§ **REQUIRED TASK**
Quote the records in full and leave their pictures out.

§ **AVAILABLE DATA**
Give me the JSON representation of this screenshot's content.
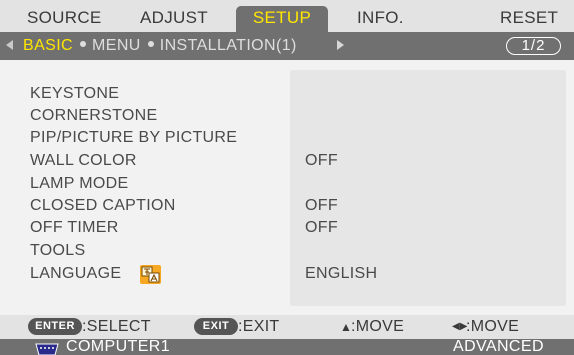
{
  "tabs": [
    {
      "label": "SOURCE"
    },
    {
      "label": "ADJUST"
    },
    {
      "label": "SETUP",
      "active": true
    },
    {
      "label": "INFO."
    },
    {
      "label": "RESET"
    }
  ],
  "subtabs": {
    "items": [
      "BASIC",
      "MENU",
      "INSTALLATION(1)"
    ],
    "active": "BASIC",
    "page": "1/2"
  },
  "menu": {
    "items": [
      {
        "label": "KEYSTONE",
        "value": ""
      },
      {
        "label": "CORNERSTONE",
        "value": ""
      },
      {
        "label": "PIP/PICTURE BY PICTURE",
        "value": ""
      },
      {
        "label": "WALL COLOR",
        "value": "OFF"
      },
      {
        "label": "LAMP MODE",
        "value": ""
      },
      {
        "label": "CLOSED CAPTION",
        "value": "OFF"
      },
      {
        "label": "OFF TIMER",
        "value": "OFF"
      },
      {
        "label": "TOOLS",
        "value": ""
      },
      {
        "label": "LANGUAGE",
        "value": "ENGLISH",
        "icon": "language-icon"
      }
    ]
  },
  "hints": {
    "enter_key": "ENTER",
    "select": ":SELECT",
    "exit_key": "EXIT",
    "exit": ":EXIT",
    "move_vertical": ":MOVE",
    "move_horizontal": ":MOVE"
  },
  "status": {
    "source": "COMPUTER1",
    "mode": "ADVANCED"
  },
  "colors": {
    "accent": "#ffe600",
    "tab_active_bg": "#707070",
    "bar_bg": "#e3e3e3",
    "panel_bg": "#f2f2f2",
    "value_panel_bg": "#e6e6e6",
    "icon_orange": "#f7a823"
  }
}
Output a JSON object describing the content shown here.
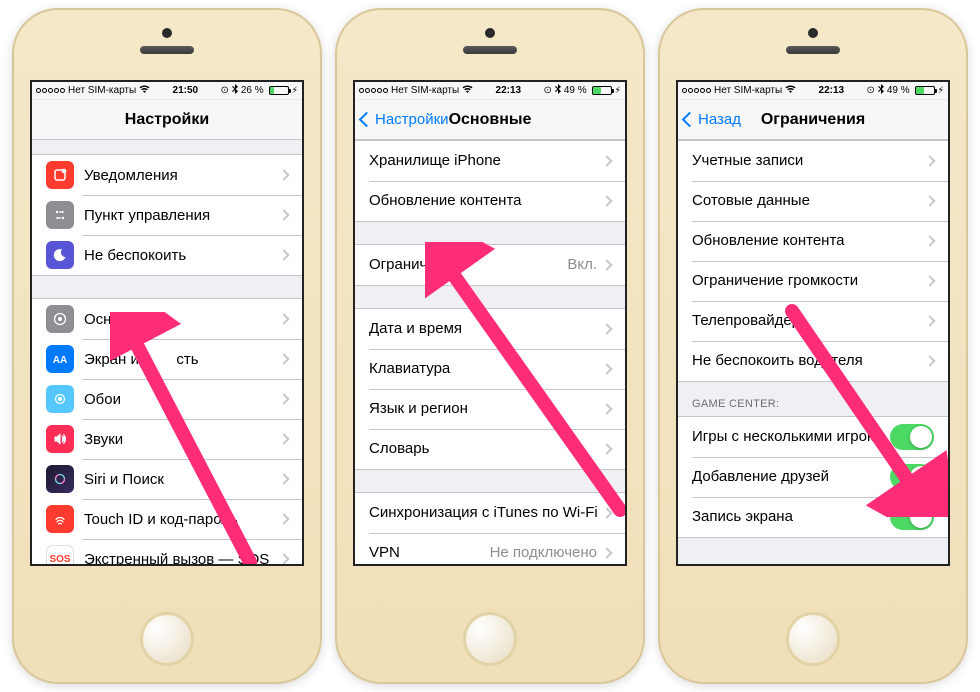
{
  "status": {
    "carrier": "Нет SIM-карты",
    "time1": "21:50",
    "time2": "22:13",
    "time3": "22:13",
    "bt_pct1": "26 %",
    "bt_pct2": "49 %",
    "bt_pct3": "49 %"
  },
  "phone1": {
    "title": "Настройки",
    "rows": {
      "notifications": "Уведомления",
      "control_center": "Пункт управления",
      "dnd": "Не беспокоить",
      "general": "Основные",
      "display": "Экран и",
      "display_tail": "сть",
      "wallpaper": "Обои",
      "sounds": "Звуки",
      "siri": "Siri и Поиск",
      "touchid": "Touch ID и код-пароль",
      "sos": "Экстренный вызов — SOS"
    }
  },
  "phone2": {
    "back": "Настройки",
    "title": "Основные",
    "rows": {
      "storage": "Хранилище iPhone",
      "bg_refresh": "Обновление контента",
      "restrictions": "Ограничения",
      "restrictions_state": "Вкл.",
      "datetime": "Дата и время",
      "keyboard": "Клавиатура",
      "language": "Язык и регион",
      "dictionary": "Словарь",
      "itunes_wifi": "Синхронизация с iTunes по Wi-Fi",
      "vpn": "VPN",
      "vpn_state": "Не подключено"
    }
  },
  "phone3": {
    "back": "Назад",
    "title": "Ограничения",
    "rows": {
      "accounts": "Учетные записи",
      "cellular": "Сотовые данные",
      "bg_refresh": "Обновление контента",
      "volume": "Ограничение громкости",
      "tv_provider": "Телепровайдер",
      "dnd_driving": "Не беспокоить водителя"
    },
    "gc_header": "GAME CENTER:",
    "gc": {
      "multiplayer": "Игры с несколькими игрока...",
      "add_friends": "Добавление друзей",
      "screen_record": "Запись экрана"
    }
  },
  "colors": {
    "accent": "#007aff",
    "toggle_on": "#4cd964",
    "arrow": "#ff2d78"
  }
}
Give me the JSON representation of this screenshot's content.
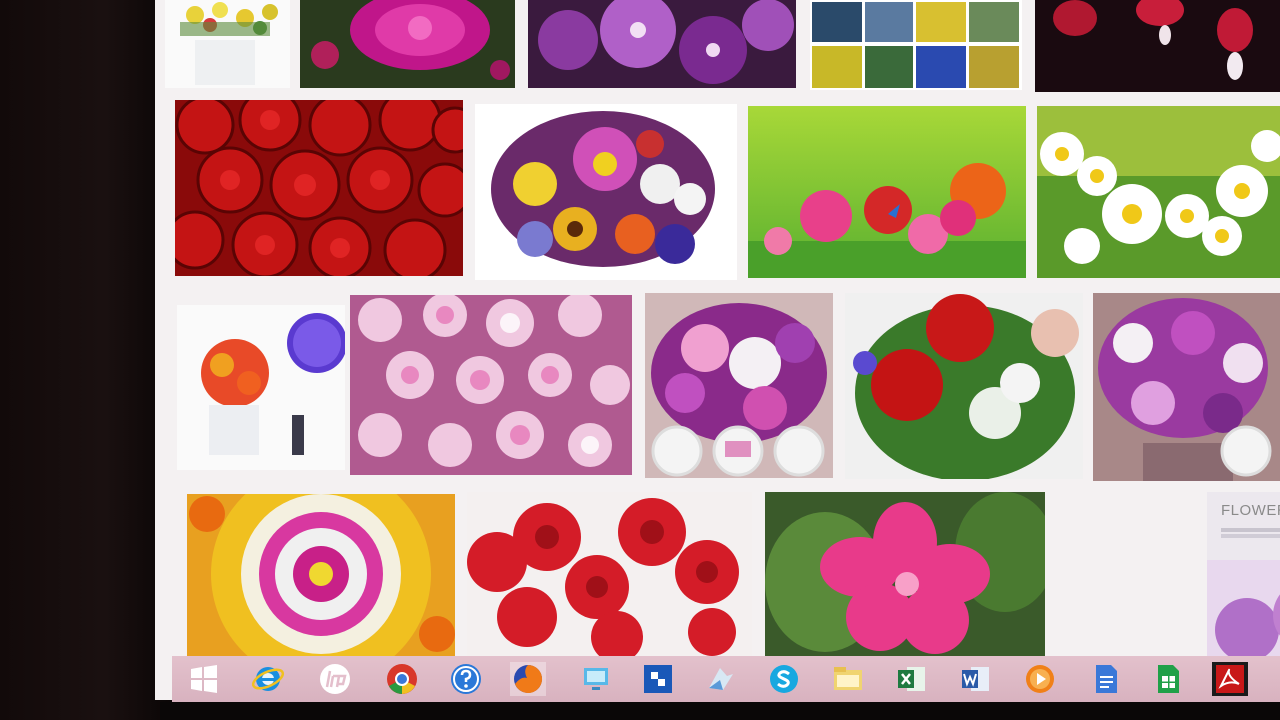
{
  "gallery": {
    "promo_card": {
      "title": "FLOWERS BY POST",
      "chevron": "›"
    }
  },
  "taskbar": {
    "icons": [
      "windows-start-icon",
      "internet-explorer-icon",
      "hp-icon",
      "chrome-icon",
      "help-icon",
      "firefox-icon",
      "remote-desktop-icon",
      "app-blue-icon",
      "app-bird-icon",
      "skype-icon",
      "file-explorer-icon",
      "excel-icon",
      "word-icon",
      "media-player-icon",
      "google-docs-icon",
      "google-sheets-icon",
      "acrobat-icon"
    ]
  },
  "colors": {
    "taskbar": "#dcb8c4",
    "screen_bg": "#f4f1f2"
  }
}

§ **RESULT OF THE EXERCISE**
Give me the JSON representation of this screenshot's content.
{
  "tabs": [
    {
      "label": "SOURCE"
    },
    {
      "label": "ADJUST"
    },
    {
      "label": "SETUP",
      "active": true
    },
    {
      "label": "INFO."
    },
    {
      "label": "RESET"
    }
  ],
  "subtabs": {
    "items": [
      "BASIC",
      "MENU",
      "INSTALLATION(1)"
    ],
    "active": "BASIC",
    "page": "1/2"
  },
  "menu": {
    "items": [
      {
        "label": "KEYSTONE",
        "value": ""
      },
      {
        "label": "CORNERSTONE",
        "value": ""
      },
      {
        "label": "PIP/PICTURE BY PICTURE",
        "value": ""
      },
      {
        "label": "WALL COLOR",
        "value": "OFF"
      },
      {
        "label": "LAMP MODE",
        "value": ""
      },
      {
        "label": "CLOSED CAPTION",
        "value": "OFF"
      },
      {
        "label": "OFF TIMER",
        "value": "OFF"
      },
      {
        "label": "TOOLS",
        "value": ""
      },
      {
        "label": "LANGUAGE",
        "value": "ENGLISH",
        "icon": "language-icon"
      }
    ]
  },
  "hints": {
    "enter_key": "ENTER",
    "select": ":SELECT",
    "exit_key": "EXIT",
    "exit": ":EXIT",
    "move_vertical": ":MOVE",
    "move_horizontal": ":MOVE"
  },
  "status": {
    "source": "COMPUTER1",
    "mode": "ADVANCED"
  },
  "colors": {
    "accent": "#ffe600",
    "tab_active_bg": "#707070",
    "bar_bg": "#e3e3e3",
    "panel_bg": "#f2f2f2",
    "value_panel_bg": "#e6e6e6",
    "icon_orange": "#f7a823"
  }
}
Output a JSON object describing the content shown here.
{
  "status": {
    "carrier": "Нет SIM-карты",
    "time1": "21:50",
    "time2": "22:13",
    "time3": "22:13",
    "bt_pct1": "26 %",
    "bt_pct2": "49 %",
    "bt_pct3": "49 %"
  },
  "phone1": {
    "title": "Настройки",
    "rows": {
      "notifications": "Уведомления",
      "control_center": "Пункт управления",
      "dnd": "Не беспокоить",
      "general": "Основные",
      "display": "Экран и",
      "display_tail": "сть",
      "wallpaper": "Обои",
      "sounds": "Звуки",
      "siri": "Siri и Поиск",
      "touchid": "Touch ID и код-пароль",
      "sos": "Экстренный вызов — SOS"
    }
  },
  "phone2": {
    "back": "Настройки",
    "title": "Основные",
    "rows": {
      "storage": "Хранилище iPhone",
      "bg_refresh": "Обновление контента",
      "restrictions": "Ограничения",
      "restrictions_state": "Вкл.",
      "datetime": "Дата и время",
      "keyboard": "Клавиатура",
      "language": "Язык и регион",
      "dictionary": "Словарь",
      "itunes_wifi": "Синхронизация с iTunes по Wi-Fi",
      "vpn": "VPN",
      "vpn_state": "Не подключено"
    }
  },
  "phone3": {
    "back": "Назад",
    "title": "Ограничения",
    "rows": {
      "accounts": "Учетные записи",
      "cellular": "Сотовые данные",
      "bg_refresh": "Обновление контента",
      "volume": "Ограничение громкости",
      "tv_provider": "Телепровайдер",
      "dnd_driving": "Не беспокоить водителя"
    },
    "gc_header": "GAME CENTER:",
    "gc": {
      "multiplayer": "Игры с несколькими игрока...",
      "add_friends": "Добавление друзей",
      "screen_record": "Запись экрана"
    }
  },
  "colors": {
    "accent": "#007aff",
    "toggle_on": "#4cd964",
    "arrow": "#ff2d78"
  }
}
Give me the JSON representation of this screenshot's content.
{
  "gallery": {
    "promo_card": {
      "title": "FLOWERS BY POST",
      "chevron": "›"
    }
  },
  "taskbar": {
    "icons": [
      "windows-start-icon",
      "internet-explorer-icon",
      "hp-icon",
      "chrome-icon",
      "help-icon",
      "firefox-icon",
      "remote-desktop-icon",
      "app-blue-icon",
      "app-bird-icon",
      "skype-icon",
      "file-explorer-icon",
      "excel-icon",
      "word-icon",
      "media-player-icon",
      "google-docs-icon",
      "google-sheets-icon",
      "acrobat-icon"
    ]
  },
  "colors": {
    "taskbar": "#dcb8c4",
    "screen_bg": "#f4f1f2"
  }
}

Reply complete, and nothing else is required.